* **What you have to do**:
Rewrite the rows between the line holding "usage-paragraph: Należy dążyć" and the line holding "list-dash: - [143, 937, 149, 956]", inclusive, swapping "scan-speck" for "dust-speck" and leaving everything else the same.

* **Extracted material**:
--

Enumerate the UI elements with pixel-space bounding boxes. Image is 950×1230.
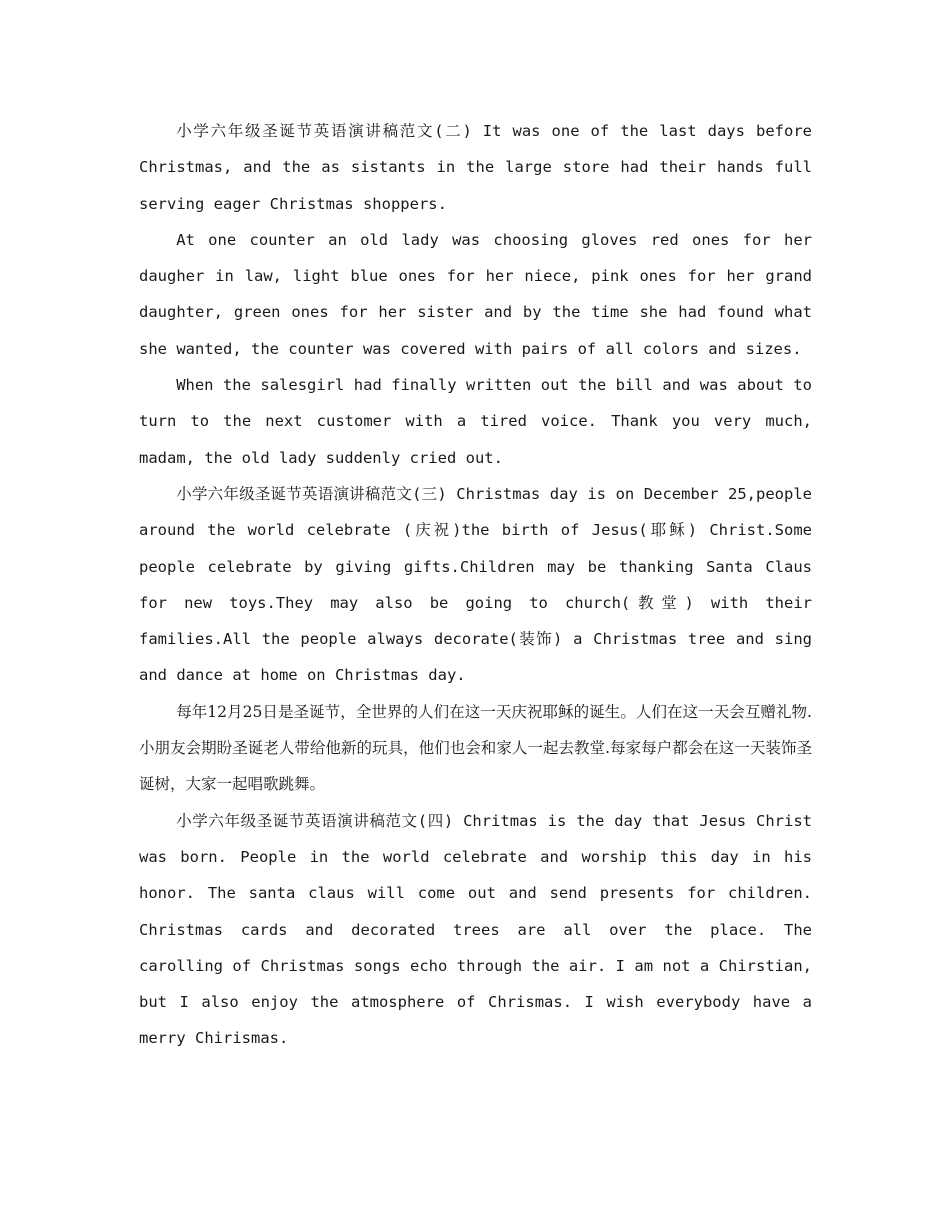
paragraph-chinese-translation: 每年12月25日是圣诞节，全世界的人们在这一天庆祝耶稣的诞生。人们在这一天会互赠礼物.小朋友会期盼圣诞老人带给他新的玩具，他们也会和家人一起去教堂.每家每户都会在这一天装饰圣诞树，大家一起唱歌跳舞。 (139, 702, 812, 794)
paragraph-speech-2-intro: 小学六年级圣诞节英语演讲稿范文(二) It was one of the last days before Christmas, and the as sistants in the large store had their hands full serving eager Christmas shoppers. (139, 122, 812, 213)
paragraph-speech-3: 小学六年级圣诞节英语演讲稿范文(三) Christmas day is on December 25,people around the world celebrate (庆祝)the birth of Jesus(耶稣) Christ.Some people celebrate by giving gifts.Children may be thanking Santa Claus for new toys.They may also be going to church(教堂) with their families.All the people always decorate(装饰) a Christmas tree and sing and dance at home on Christmas day. (139, 484, 812, 685)
document-body (139, 113, 812, 1057)
paragraph-speech-4: 小学六年级圣诞节英语演讲稿范文(四) Chritmas is the day that Jesus Christ was born. People in the world celebrate and worship this day in his honor. The santa claus will come out and send presents for children. Christmas cards and decorated trees are all over the place. The carolling of Christmas songs echo through the air. I am not a Chirstian, but I also enjoy the atmosphere of Chrismas. I wish everybody have a merry Chirismas. (139, 811, 812, 1048)
paragraph-salesgirl: When the salesgirl had finally written out the bill and was about to turn to the next customer with a tired voice. Thank you very much, madam, the old lady suddenly cried out. (139, 376, 812, 467)
paragraph-old-lady-gloves: At one counter an old lady was choosing gloves red ones for her daugher in law, light blue ones for her niece, pink ones for her grand daughter, green ones for her sister and by the time she had found what she wanted, the counter was covered with pairs of all colors and sizes. (139, 230, 812, 358)
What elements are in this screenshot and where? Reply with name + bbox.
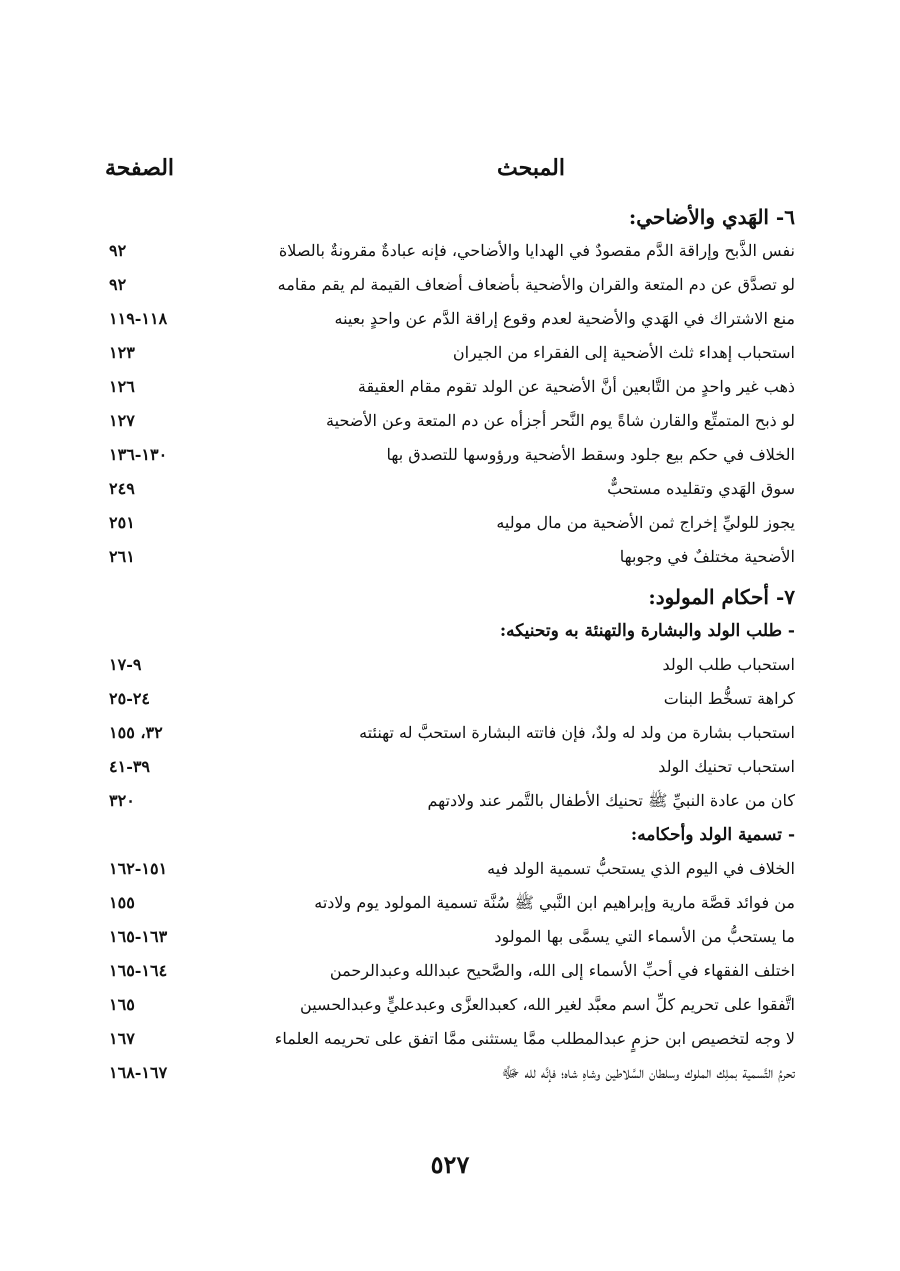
entry-text: نفس الذَّبح وإراقة الدَّم مقصودٌ في الهدايا والأضاحي، فإنه عبادةٌ مقرونةٌ بالصلاة — [278, 241, 795, 260]
entry-page: ٩٢ — [109, 275, 127, 294]
entry-page: ١٢٣ — [109, 343, 135, 362]
section-title: ٦- الهَدي والأضاحي: — [628, 205, 795, 229]
entry-page: ١٦٥ — [109, 995, 135, 1014]
index-content — [105, 200, 795, 1090]
index-row — [105, 370, 795, 404]
entry-text: استحباب تحنيك الولد — [658, 757, 795, 776]
index-row — [105, 540, 795, 574]
entry-page: ٩٢ — [109, 241, 127, 260]
entry-page: ٢٤٩ — [109, 479, 135, 498]
entry-page: ٣٢، ١٥٥ — [109, 723, 163, 742]
entry-page: ٢٤-٢٥ — [109, 689, 151, 708]
entry-page: ٩-١٧ — [109, 655, 142, 674]
page-column-label: الصفحة — [105, 155, 175, 181]
entry-page: ٢٥١ — [109, 513, 135, 532]
index-row — [105, 438, 795, 472]
index-row — [105, 302, 795, 336]
index-row — [105, 954, 795, 988]
entry-page: ١٦٧-١٦٨ — [109, 1063, 168, 1082]
entry-text: اختلف الفقهاء في أحبِّ الأسماء إلى الله، والصَّحيح عبدالله وعبدالرحمن — [329, 961, 795, 980]
subsection-title: - تسمية الولد وأحكامه: — [630, 825, 795, 845]
index-row — [105, 648, 795, 682]
entry-text: من فوائد قصَّة مارية وإبراهيم ابن النَّبي ﷺ سُنَّة تسمية المولود يوم ولادته — [314, 893, 795, 912]
entry-page: ١٢٧ — [109, 411, 135, 430]
entry-text: كراهة تسخُّط البنات — [663, 689, 795, 708]
entry-text: كان من عادة النبيِّ ﷺ تحنيك الأطفال بالتَّمر عند ولادتهم — [427, 791, 795, 810]
entry-text: سوق الهَدي وتقليده مستحبٌّ — [607, 479, 795, 498]
index-row — [105, 988, 795, 1022]
subsection-title: - طلب الولد والبشارة والتهنئة به وتحنيكه: — [499, 621, 795, 641]
entry-text: الخلاف في حكم بيع جلود وسقط الأضحية ورؤوسها للتصدق بها — [386, 445, 795, 464]
index-row — [105, 336, 795, 370]
entry-text: اتَّفقوا على تحريم كلِّ اسم معبَّد لغير الله، كعبدالعزَّى وعبدعليٍّ وعبدالحسين — [300, 995, 795, 1014]
entry-text: ما يستحبُّ من الأسماء التي يسمَّى بها المولود — [494, 927, 795, 946]
topic-column-label: المبحث — [497, 155, 565, 181]
subsection-2-list — [105, 852, 795, 1090]
index-row — [105, 1022, 795, 1056]
entry-page: ١٣٠-١٣٦ — [109, 445, 168, 464]
entry-page: ١١٨-١١٩ — [109, 309, 168, 328]
index-row — [105, 268, 795, 302]
index-row — [105, 886, 795, 920]
entry-page: ٢٦١ — [109, 547, 135, 566]
index-row — [105, 716, 795, 750]
entry-text: لو ذبح المتمتِّع والقارن شاةً يوم النَّحر أجزأه عن دم المتعة وعن الأضحية — [326, 411, 795, 430]
section-6-list — [105, 234, 795, 574]
entry-text: منع الاشتراك في الهَدي والأضحية لعدم وقوع إراقة الدَّم عن واحدٍ بعينه — [334, 309, 795, 328]
entry-text: الأضحية مختلفٌ في وجوبها — [619, 547, 795, 566]
index-row — [105, 404, 795, 438]
entry-text: يجوز للوليِّ إخراج ثمن الأضحية من مال موليه — [496, 513, 795, 532]
entry-text: استحباب طلب الولد — [662, 655, 795, 674]
section-title: ٧- أحكام المولود: — [648, 585, 795, 609]
index-row — [105, 472, 795, 506]
index-row — [105, 784, 795, 818]
entry-page: ١٢٦ — [109, 377, 135, 396]
entry-text: استحباب بشارة من ولد له ولدٌ، فإن فاتته البشارة استحبَّ له تهنئته — [359, 723, 795, 742]
entry-text: لا وجه لتخصيص ابن حزمٍ عبدالمطلب ممَّا يستثنى ممَّا اتفق على تحريمه العلماء — [274, 1029, 795, 1048]
entry-text: ذهب غير واحدٍ من التَّابعين أنَّ الأضحية عن الولد تقوم مقام العقيقة — [357, 377, 795, 396]
entry-page: ١٦٣-١٦٥ — [109, 927, 168, 946]
entry-text: لو تصدَّق عن دم المتعة والقران والأضحية بأضعاف أضعاف القيمة لم يقم مقامه — [277, 275, 795, 294]
entry-text: تحرمُ التَّسمية بملِك الملوك وسلطان السَّلاطين وشاهِ شاه؛ فإنَّه لله ﷻ — [501, 1063, 795, 1082]
index-row — [105, 920, 795, 954]
index-row — [105, 234, 795, 268]
page-number: ٥٢٧ — [430, 1150, 470, 1179]
entry-page: ٣٢٠ — [109, 791, 135, 810]
index-row — [105, 852, 795, 886]
index-row — [105, 750, 795, 784]
entry-page: ١٥٥ — [109, 893, 135, 912]
entry-page: ١٥١-١٦٢ — [109, 859, 168, 878]
entry-page: ٣٩-٤١ — [109, 757, 151, 776]
entry-page: ١٦٤-١٦٥ — [109, 961, 168, 980]
index-header — [105, 155, 795, 195]
index-row — [105, 506, 795, 540]
entry-text: الخلاف في اليوم الذي يستحبُّ تسمية الولد فيه — [487, 859, 795, 878]
entry-text: استحباب إهداء ثلث الأضحية إلى الفقراء من الجيران — [452, 343, 795, 362]
index-row — [105, 682, 795, 716]
entry-page: ١٦٧ — [109, 1029, 135, 1048]
index-row — [105, 1056, 795, 1090]
subsection-1-list — [105, 648, 795, 818]
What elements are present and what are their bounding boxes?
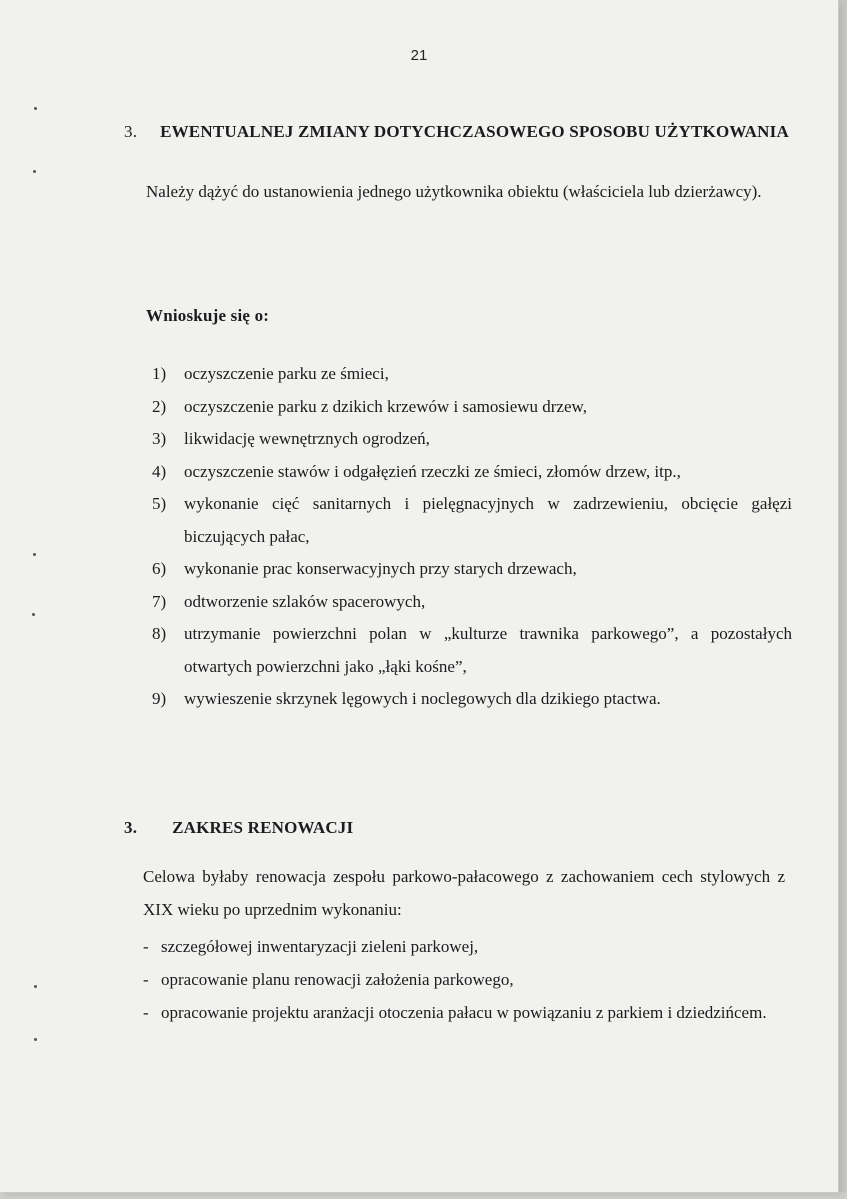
usage-paragraph: Należy dążyć do ustanowienia jednego użytkownika obiektu (właściciela lub dzierżawcy). [146, 182, 762, 201]
scan-speck [34, 107, 37, 110]
list-item [152, 618, 792, 683]
list-dash: - [143, 937, 149, 956]
list-item-text: wywieszenie skrzynek lęgowych i noclegowych dla dzikiego ptactwa. [184, 689, 661, 708]
section-heading-usage-change [124, 122, 789, 142]
list-dash: - [143, 1003, 149, 1022]
list-item-text: oczyszczenie parku z dzikich krzewów i samosiewu drzew, [184, 396, 587, 416]
page-number: 21 [410, 47, 428, 64]
list-item-text: wykonanie cięć sanitarnych i pielęgnacyjnych w zadrzewieniu, obcięcie gałęzi biczujących pałac, [184, 494, 792, 546]
list-item [152, 423, 792, 456]
list-item [143, 996, 793, 1029]
section-title: EWENTUALNEJ ZMIANY DOTYCHCZASOWEGO SPOSOBU UŻYTKOWANIA [160, 122, 789, 141]
section-title: ZAKRES RENOWACJI [172, 818, 354, 837]
conclusions-heading: Wnioskuje się o: [146, 306, 270, 325]
list-item [152, 586, 792, 619]
list-item-number: 5) [152, 494, 167, 513]
list-item-text: wykonanie prac konserwacyjnych przy starych drzewach, [184, 559, 577, 578]
list-item [152, 391, 792, 424]
renovation-list [143, 930, 793, 1029]
scan-right-edge [838, 0, 847, 1199]
list-item-number: 7) [152, 591, 167, 611]
list-item-text: szczegółowej inwentaryzacji zieleni parkowej, [161, 937, 479, 956]
scan-speck [34, 1038, 37, 1041]
list-item-number: 2) [152, 396, 167, 416]
list-dash: - [143, 970, 149, 989]
section-number: 3. [124, 818, 138, 837]
list-item-text: opracowanie planu renowacji założenia parkowego, [161, 970, 514, 989]
conclusions-list [152, 358, 792, 716]
list-item-text: oczyszczenie parku ze śmieci, [184, 364, 389, 383]
list-item-text: likwidację wewnętrznych ogrodzeń, [184, 429, 430, 448]
list-item-number: 6) [152, 559, 167, 578]
list-item-text: utrzymanie powierzchni polan w „kulturze trawnika parkowego”, a pozostałych otwartych powierzchni jako „łąki kośne”, [184, 624, 792, 676]
section-number: 3. [124, 122, 138, 141]
list-item [152, 683, 792, 716]
list-item [152, 488, 792, 553]
list-item-number: 9) [152, 689, 167, 708]
scan-bottom-edge [0, 1192, 847, 1199]
list-item-text: oczyszczenie stawów i odgałęzień rzeczki ze śmieci, złomów drzew, itp., [184, 461, 681, 481]
renovation-paragraph: Celowa byłaby renowacja zespołu parkowo-pałacowego z zachowaniem cech stylowych z XIX wieku po uprzednim wykonaniu: [143, 867, 785, 919]
scan-speck [33, 170, 36, 173]
list-item-number: 1) [152, 364, 167, 383]
scan-speck [34, 985, 37, 988]
list-item-number: 4) [152, 461, 167, 481]
section-heading-renovation [124, 818, 353, 838]
list-item-text: opracowanie projektu aranżacji otoczenia pałacu w powiązaniu z parkiem i dziedzińcem. [161, 1003, 767, 1022]
list-item [152, 553, 792, 586]
list-item-number: 8) [152, 624, 167, 643]
list-item-text: odtworzenie szlaków spacerowych, [184, 591, 426, 611]
list-item [143, 930, 793, 963]
list-item [152, 358, 792, 391]
list-item [152, 456, 792, 489]
list-item [143, 963, 793, 996]
scan-speck [33, 553, 36, 556]
list-item-number: 3) [152, 429, 167, 448]
scan-speck [32, 613, 35, 616]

--

* **Finished task**:
usage-paragraph: Należy dążyć do ustanowienia jednego użytkownika obiektu (właściciela lub dzierżawcy). [146, 182, 762, 201]
dust-speck [34, 107, 37, 110]
list-item [152, 618, 792, 683]
list-dash: - [143, 937, 149, 956]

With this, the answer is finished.